(Challenge) Return the number of lines that contain the word "своей", and return nothing else.

....................

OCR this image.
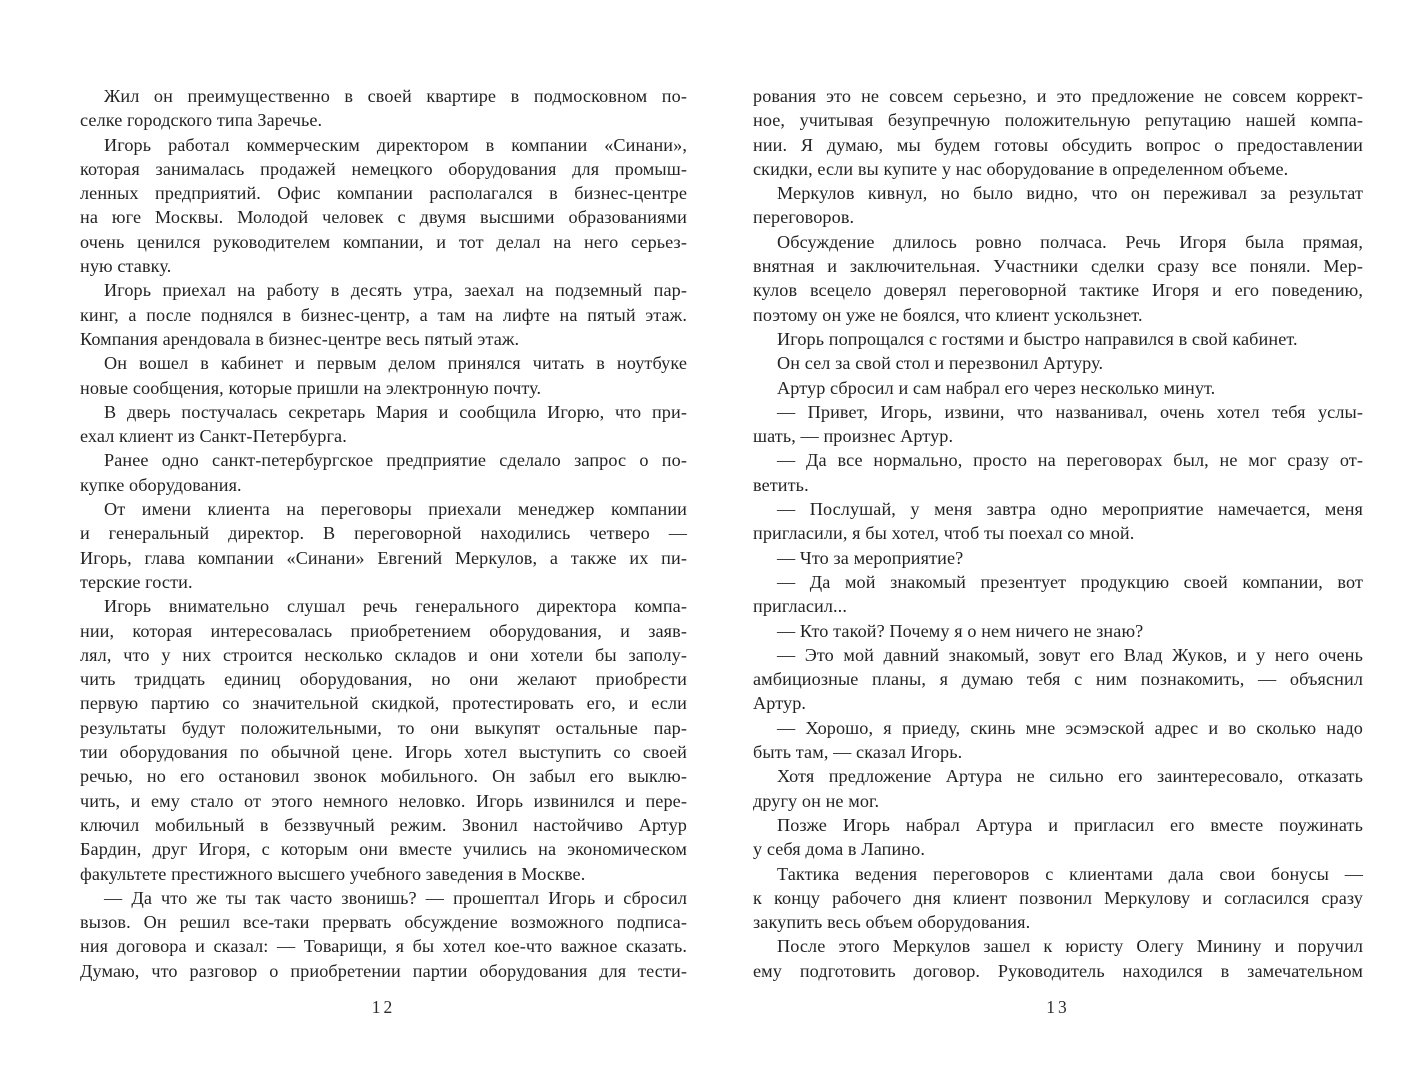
Жил он преимущественно в своей квартире в подмосковном по-
селке городского типа Заречье.
Игорь работал коммерческим директором в компании «Синани»,
которая занималась продажей немецкого оборудования для промыш-
ленных предприятий. Офис компании располагался в бизнес-центре
на юге Москвы. Молодой человек с двумя высшими образованиями
очень ценился руководителем компании, и тот делал на него серьез-
ную ставку.
Игорь приехал на работу в десять утра, заехал на подземный пар-
кинг, а после поднялся в бизнес-центр, а там на лифте на пятый этаж.
Компания арендовала в бизнес-центре весь пятый этаж.
Он вошел в кабинет и первым делом принялся читать в ноутбуке
новые сообщения, которые пришли на электронную почту.
В дверь постучалась секретарь Мария и сообщила Игорю, что при-
ехал клиент из Санкт-Петербурга.
Ранее одно санкт-петербургское предприятие сделало запрос о по-
купке оборудования.
От имени клиента на переговоры приехали менеджер компании
и генеральный директор. В переговорной находились четверо —
Игорь, глава компании «Синани» Евгений Меркулов, а также их пи-
терские гости.
Игорь внимательно слушал речь генерального директора компа-
нии, которая интересовалась приобретением оборудования, и заяв-
лял, что у них строится несколько складов и они хотели бы заполу-
чить тридцать единиц оборудования, но они желают приобрести
первую партию со значительной скидкой, протестировать его, и если
результаты будут положительными, то они выкупят остальные пар-
тии оборудования по обычной цене. Игорь хотел выступить со своей
речью, но его остановил звонок мобильного. Он забыл его выклю-
чить, и ему стало от этого немного неловко. Игорь извинился и пере-
ключил мобильный в беззвучный режим. Звонил настойчиво Артур
Бардин, друг Игоря, с которым они вместе учились на экономическом
факультете престижного высшего учебного заведения в Москве.
— Да что же ты так часто звонишь? — прошептал Игорь и сбросил
вызов. Он решил все-таки прервать обсуждение возможного подписа-
ния договора и сказал: — Товарищи, я бы хотел кое-что важное сказать.
Думаю, что разговор о приобретении партии оборудования для тести-
12
рования это не совсем серьезно, и это предложение не совсем коррект-
ное, учитывая безупречную положительную репутацию нашей компа-
нии. Я думаю, мы будем готовы обсудить вопрос о предоставлении
скидки, если вы купите у нас оборудование в определенном объеме.
Меркулов кивнул, но было видно, что он переживал за результат
переговоров.
Обсуждение длилось ровно полчаса. Речь Игоря была прямая,
внятная и заключительная. Участники сделки сразу все поняли. Мер-
кулов всецело доверял переговорной тактике Игоря и его поведению,
поэтому он уже не боялся, что клиент ускользнет.
Игорь попрощался с гостями и быстро направился в свой кабинет.
Он сел за свой стол и перезвонил Артуру.
Артур сбросил и сам набрал его через несколько минут.
— Привет, Игорь, извини, что названивал, очень хотел тебя услы-
шать, — произнес Артур.
— Да все нормально, просто на переговорах был, не мог сразу от-
ветить.
— Послушай, у меня завтра одно мероприятие намечается, меня
пригласили, я бы хотел, чтоб ты поехал со мной.
— Что за мероприятие?
— Да мой знакомый презентует продукцию своей компании, вот
пригласил...
— Кто такой? Почему я о нем ничего не знаю?
— Это мой давний знакомый, зовут его Влад Жуков, и у него очень
амбициозные планы, я думаю тебя с ним познакомить, — объяснил
Артур.
— Хорошо, я приеду, скинь мне эсэмэской адрес и во сколько надо
быть там, — сказал Игорь.
Хотя предложение Артура не сильно его заинтересовало, отказать
другу он не мог.
Позже Игорь набрал Артура и пригласил его вместе поужинать
у себя дома в Лапино.
Тактика ведения переговоров с клиентами дала свои бонусы —
к концу рабочего дня клиент позвонил Меркулову и согласился сразу
закупить весь объем оборудования.
После этого Меркулов зашел к юристу Олегу Минину и поручил
ему подготовить договор. Руководитель находился в замечательном
13
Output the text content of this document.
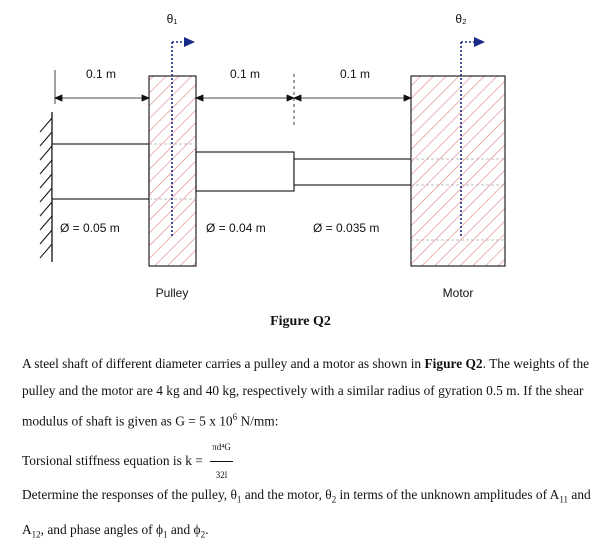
θ₁	θ₂
0.1 m	0.1 m	0.1 m
Ø = 0.05 m	Ø = 0.04 m	Ø = 0.035 m
Pulley	Motor
Figure Q2
A steel shaft of different diameter carries a pulley and a motor as shown in Figure Q2. The weights of the pulley and the motor are 4 kg and 40 kg, respectively with a similar radius of gyration 0.5 m. If the shear modulus of shaft is given as G = 5 x $10^6$ N/mm:
Torsional stiffness equation is $k = \frac{\text{πd⁴G}}{32l}$
Determine the responses of the pulley, $\theta_1$ and the motor, $\theta_2$ in terms of the unknown amplitudes of $A_{11}$ and $A_{12}$, and phase angles of $\phi_1$ and $\phi_2$.
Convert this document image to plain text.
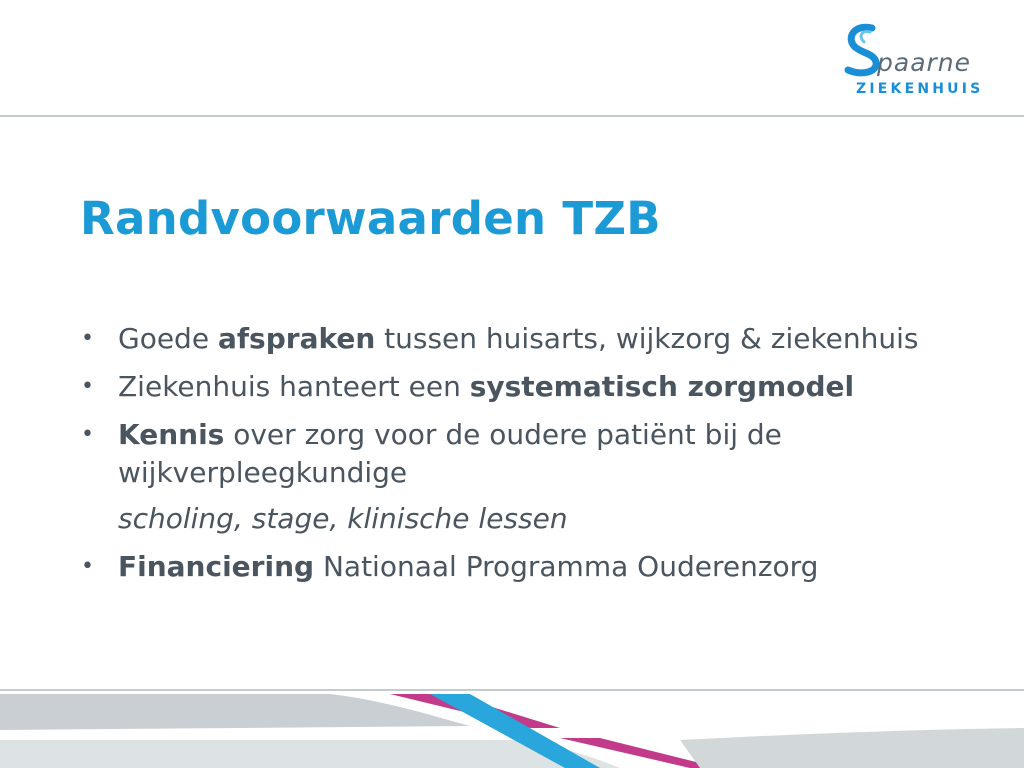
paarne
ZIEKENHUIS
Randvoorwaarden TZB
• Goede afspraken tussen huisarts, wijkzorg & ziekenhuis
• Ziekenhuis hanteert een systematisch zorgmodel
• Kennis over zorg voor de oudere patiënt bij de wijkverpleegkundige
scholing, stage, klinische lessen
• Financiering Nationaal Programma Ouderenzorg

....................

(Exercise output) 3